__Stored records__:
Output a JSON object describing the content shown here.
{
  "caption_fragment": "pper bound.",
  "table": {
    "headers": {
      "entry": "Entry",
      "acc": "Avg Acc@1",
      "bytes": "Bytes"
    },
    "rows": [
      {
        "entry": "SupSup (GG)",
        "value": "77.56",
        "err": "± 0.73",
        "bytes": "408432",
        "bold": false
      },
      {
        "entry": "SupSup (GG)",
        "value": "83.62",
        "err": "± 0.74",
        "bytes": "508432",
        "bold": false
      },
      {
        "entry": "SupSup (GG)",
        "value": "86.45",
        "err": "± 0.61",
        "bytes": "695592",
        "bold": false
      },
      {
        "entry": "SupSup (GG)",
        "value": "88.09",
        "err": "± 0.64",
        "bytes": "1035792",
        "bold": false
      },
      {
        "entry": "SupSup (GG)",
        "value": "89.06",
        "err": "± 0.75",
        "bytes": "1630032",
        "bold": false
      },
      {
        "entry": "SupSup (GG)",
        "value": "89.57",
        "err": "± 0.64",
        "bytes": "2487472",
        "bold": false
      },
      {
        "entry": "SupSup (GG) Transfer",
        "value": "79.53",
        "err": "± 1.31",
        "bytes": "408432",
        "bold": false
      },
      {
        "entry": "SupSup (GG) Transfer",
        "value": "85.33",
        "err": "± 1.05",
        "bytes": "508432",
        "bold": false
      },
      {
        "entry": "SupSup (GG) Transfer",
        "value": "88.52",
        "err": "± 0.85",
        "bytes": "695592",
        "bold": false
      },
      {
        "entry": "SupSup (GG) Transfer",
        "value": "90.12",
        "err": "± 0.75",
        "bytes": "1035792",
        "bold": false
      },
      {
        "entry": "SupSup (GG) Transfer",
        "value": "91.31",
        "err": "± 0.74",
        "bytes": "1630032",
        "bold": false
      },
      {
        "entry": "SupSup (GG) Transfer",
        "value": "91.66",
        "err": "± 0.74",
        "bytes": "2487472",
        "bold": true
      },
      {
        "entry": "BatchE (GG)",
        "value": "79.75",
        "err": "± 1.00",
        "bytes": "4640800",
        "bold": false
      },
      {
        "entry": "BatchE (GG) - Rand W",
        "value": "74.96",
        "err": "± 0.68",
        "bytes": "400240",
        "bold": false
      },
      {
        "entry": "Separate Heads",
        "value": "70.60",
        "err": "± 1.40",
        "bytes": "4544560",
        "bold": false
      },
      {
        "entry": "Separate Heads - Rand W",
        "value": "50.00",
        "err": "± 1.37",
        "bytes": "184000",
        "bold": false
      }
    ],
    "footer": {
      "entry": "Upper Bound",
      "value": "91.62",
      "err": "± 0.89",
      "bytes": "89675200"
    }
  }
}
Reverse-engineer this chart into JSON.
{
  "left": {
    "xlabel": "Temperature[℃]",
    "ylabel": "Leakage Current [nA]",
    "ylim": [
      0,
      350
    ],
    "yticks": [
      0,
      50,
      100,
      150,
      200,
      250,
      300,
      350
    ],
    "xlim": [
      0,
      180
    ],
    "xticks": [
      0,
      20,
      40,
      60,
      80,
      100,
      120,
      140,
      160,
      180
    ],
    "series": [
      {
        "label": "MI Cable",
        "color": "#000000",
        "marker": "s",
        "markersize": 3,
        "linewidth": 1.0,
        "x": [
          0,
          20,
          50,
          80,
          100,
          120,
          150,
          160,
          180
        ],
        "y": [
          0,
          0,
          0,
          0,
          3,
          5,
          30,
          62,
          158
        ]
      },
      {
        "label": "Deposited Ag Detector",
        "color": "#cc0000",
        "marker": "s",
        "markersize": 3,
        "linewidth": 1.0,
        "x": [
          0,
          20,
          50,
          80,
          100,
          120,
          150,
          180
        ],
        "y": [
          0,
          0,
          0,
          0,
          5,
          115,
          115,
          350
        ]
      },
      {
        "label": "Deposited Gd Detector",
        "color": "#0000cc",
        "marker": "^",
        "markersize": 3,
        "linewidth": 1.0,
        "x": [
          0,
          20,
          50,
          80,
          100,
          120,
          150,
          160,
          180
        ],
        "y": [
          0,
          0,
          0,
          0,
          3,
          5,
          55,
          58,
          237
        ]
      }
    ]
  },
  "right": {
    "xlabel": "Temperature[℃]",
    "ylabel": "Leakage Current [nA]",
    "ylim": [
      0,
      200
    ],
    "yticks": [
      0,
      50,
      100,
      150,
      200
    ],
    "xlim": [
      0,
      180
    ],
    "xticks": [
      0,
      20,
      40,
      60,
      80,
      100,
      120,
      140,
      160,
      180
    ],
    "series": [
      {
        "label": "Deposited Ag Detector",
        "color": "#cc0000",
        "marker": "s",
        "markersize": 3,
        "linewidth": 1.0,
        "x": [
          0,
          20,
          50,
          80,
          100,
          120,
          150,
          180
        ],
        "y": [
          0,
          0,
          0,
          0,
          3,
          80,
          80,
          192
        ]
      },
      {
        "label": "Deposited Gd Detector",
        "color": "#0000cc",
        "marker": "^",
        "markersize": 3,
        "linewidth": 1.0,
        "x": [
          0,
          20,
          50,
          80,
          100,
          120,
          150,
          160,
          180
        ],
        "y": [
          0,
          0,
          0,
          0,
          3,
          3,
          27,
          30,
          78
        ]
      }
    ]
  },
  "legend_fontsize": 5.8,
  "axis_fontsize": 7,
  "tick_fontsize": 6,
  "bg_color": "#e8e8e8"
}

__Exercise instructions__:
Repeat each entry word for word.

__Task solution__:
Output a JSON object describing the content shown here.
{
  "caption_fragment": "pper bound.",
  "table": {
    "headers": {
      "entry": "Entry",
      "acc": "Avg Acc@1",
      "bytes": "Bytes"
    },
    "rows": [
      {
        "entry": "SupSup (GG)",
        "value": "77.56",
        "err": "± 0.73",
        "bytes": "408432",
        "bold": false
      },
      {
        "entry": "SupSup (GG)",
        "value": "83.62",
        "err": "± 0.74",
        "bytes": "508432",
        "bold": false
      },
      {
        "entry": "SupSup (GG)",
        "value": "86.45",
        "err": "± 0.61",
        "bytes": "695592",
        "bold": false
      },
      {
        "entry": "SupSup (GG)",
        "value": "88.09",
        "err": "± 0.64",
        "bytes": "1035792",
        "bold": false
      },
      {
        "entry": "SupSup (GG)",
        "value": "89.06",
        "err": "± 0.75",
        "bytes": "1630032",
        "bold": false
      },
      {
        "entry": "SupSup (GG)",
        "value": "89.57",
        "err": "± 0.64",
        "bytes": "2487472",
        "bold": false
      },
      {
        "entry": "SupSup (GG) Transfer",
        "value": "79.53",
        "err": "± 1.31",
        "bytes": "408432",
        "bold": false
      },
      {
        "entry": "SupSup (GG) Transfer",
        "value": "85.33",
        "err": "± 1.05",
        "bytes": "508432",
        "bold": false
      },
      {
        "entry": "SupSup (GG) Transfer",
        "value": "88.52",
        "err": "± 0.85",
        "bytes": "695592",
        "bold": false
      },
      {
        "entry": "SupSup (GG) Transfer",
        "value": "90.12",
        "err": "± 0.75",
        "bytes": "1035792",
        "bold": false
      },
      {
        "entry": "SupSup (GG) Transfer",
        "value": "91.31",
        "err": "± 0.74",
        "bytes": "1630032",
        "bold": false
      },
      {
        "entry": "SupSup (GG) Transfer",
        "value": "91.66",
        "err": "± 0.74",
        "bytes": "2487472",
        "bold": true
      },
      {
        "entry": "BatchE (GG)",
        "value": "79.75",
        "err": "± 1.00",
        "bytes": "4640800",
        "bold": false
      },
      {
        "entry": "BatchE (GG) - Rand W",
        "value": "74.96",
        "err": "± 0.68",
        "bytes": "400240",
        "bold": false
      },
      {
        "entry": "Separate Heads",
        "value": "70.60",
        "err": "± 1.40",
        "bytes": "4544560",
        "bold": false
      },
      {
        "entry": "Separate Heads - Rand W",
        "value": "50.00",
        "err": "± 1.37",
        "bytes": "184000",
        "bold": false
      }
    ],
    "footer": {
      "entry": "Upper Bound",
      "value": "91.62",
      "err": "± 0.89",
      "bytes": "89675200"
    }
  }
}
Reverse-engineer this chart into JSON.
{
  "left": {
    "xlabel": "Temperature[℃]",
    "ylabel": "Leakage Current [nA]",
    "ylim": [
      0,
      350
    ],
    "yticks": [
      0,
      50,
      100,
      150,
      200,
      250,
      300,
      350
    ],
    "xlim": [
      0,
      180
    ],
    "xticks": [
      0,
      20,
      40,
      60,
      80,
      100,
      120,
      140,
      160,
      180
    ],
    "series": [
      {
        "label": "MI Cable",
        "color": "#000000",
        "marker": "s",
        "markersize": 3,
        "linewidth": 1.0,
        "x": [
          0,
          20,
          50,
          80,
          100,
          120,
          150,
          160,
          180
        ],
        "y": [
          0,
          0,
          0,
          0,
          3,
          5,
          30,
          62,
          158
        ]
      },
      {
        "label": "Deposited Ag Detector",
        "color": "#cc0000",
        "marker": "s",
        "markersize": 3,
        "linewidth": 1.0,
        "x": [
          0,
          20,
          50,
          80,
          100,
          120,
          150,
          180
        ],
        "y": [
          0,
          0,
          0,
          0,
          5,
          115,
          115,
          350
        ]
      },
      {
        "label": "Deposited Gd Detector",
        "color": "#0000cc",
        "marker": "^",
        "markersize": 3,
        "linewidth": 1.0,
        "x": [
          0,
          20,
          50,
          80,
          100,
          120,
          150,
          160,
          180
        ],
        "y": [
          0,
          0,
          0,
          0,
          3,
          5,
          55,
          58,
          237
        ]
      }
    ]
  },
  "right": {
    "xlabel": "Temperature[℃]",
    "ylabel": "Leakage Current [nA]",
    "ylim": [
      0,
      200
    ],
    "yticks": [
      0,
      50,
      100,
      150,
      200
    ],
    "xlim": [
      0,
      180
    ],
    "xticks": [
      0,
      20,
      40,
      60,
      80,
      100,
      120,
      140,
      160,
      180
    ],
    "series": [
      {
        "label": "Deposited Ag Detector",
        "color": "#cc0000",
        "marker": "s",
        "markersize": 3,
        "linewidth": 1.0,
        "x": [
          0,
          20,
          50,
          80,
          100,
          120,
          150,
          180
        ],
        "y": [
          0,
          0,
          0,
          0,
          3,
          80,
          80,
          192
        ]
      },
      {
        "label": "Deposited Gd Detector",
        "color": "#0000cc",
        "marker": "^",
        "markersize": 3,
        "linewidth": 1.0,
        "x": [
          0,
          20,
          50,
          80,
          100,
          120,
          150,
          160,
          180
        ],
        "y": [
          0,
          0,
          0,
          0,
          3,
          3,
          27,
          30,
          78
        ]
      }
    ]
  },
  "legend_fontsize": 5.8,
  "axis_fontsize": 7,
  "tick_fontsize": 6,
  "bg_color": "#e8e8e8"
}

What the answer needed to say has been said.